Print the listing below in its entirety, character for character.

** start of MATERIAL FOR THE TASK **

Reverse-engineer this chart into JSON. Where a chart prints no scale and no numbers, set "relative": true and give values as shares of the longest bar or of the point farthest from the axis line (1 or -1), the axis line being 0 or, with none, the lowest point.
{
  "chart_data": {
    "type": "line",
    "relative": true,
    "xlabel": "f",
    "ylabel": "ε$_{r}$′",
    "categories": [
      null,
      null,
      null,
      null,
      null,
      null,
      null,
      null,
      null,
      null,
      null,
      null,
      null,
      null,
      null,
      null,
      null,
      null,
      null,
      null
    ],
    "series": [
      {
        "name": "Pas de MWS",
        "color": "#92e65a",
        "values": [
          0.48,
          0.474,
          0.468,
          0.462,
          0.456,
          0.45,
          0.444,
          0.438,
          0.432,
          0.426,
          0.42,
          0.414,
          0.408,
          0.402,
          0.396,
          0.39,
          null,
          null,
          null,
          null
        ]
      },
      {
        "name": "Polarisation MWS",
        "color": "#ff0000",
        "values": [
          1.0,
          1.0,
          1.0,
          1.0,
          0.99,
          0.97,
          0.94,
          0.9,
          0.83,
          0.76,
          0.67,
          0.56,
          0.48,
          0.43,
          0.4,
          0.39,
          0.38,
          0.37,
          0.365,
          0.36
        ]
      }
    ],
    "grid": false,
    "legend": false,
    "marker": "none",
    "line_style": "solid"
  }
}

** end of MATERIAL FOR THE TASK **

(THE ANSWER):
Reverse-engineer this chart into JSON. Where a chart prints no scale and no numbers, set "relative": true and give values as shares of the longest bar or of the point farthest from the axis line (1 or -1), the axis line being 0 or, with none, the lowest point.
{
  "chart_data": {
    "type": "line",
    "relative": true,
    "xlabel": "f",
    "ylabel": "ε$_{r}$′",
    "categories": [
      null,
      null,
      null,
      null,
      null,
      null,
      null,
      null,
      null,
      null,
      null,
      null,
      null,
      null,
      null,
      null,
      null,
      null,
      null,
      null
    ],
    "series": [
      {
        "name": "Pas de MWS",
        "color": "#92e65a",
        "values": [
          0.48,
          0.474,
          0.468,
          0.462,
          0.456,
          0.45,
          0.444,
          0.438,
          0.432,
          0.426,
          0.42,
          0.414,
          0.408,
          0.402,
          0.396,
          0.39,
          null,
          null,
          null,
          null
        ]
      },
      {
        "name": "Polarisation MWS",
        "color": "#ff0000",
        "values": [
          1.0,
          1.0,
          1.0,
          1.0,
          0.99,
          0.97,
          0.94,
          0.9,
          0.83,
          0.76,
          0.67,
          0.56,
          0.48,
          0.43,
          0.4,
          0.39,
          0.38,
          0.37,
          0.365,
          0.36
        ]
      }
    ],
    "grid": false,
    "legend": false,
    "marker": "none",
    "line_style": "solid"
  }
}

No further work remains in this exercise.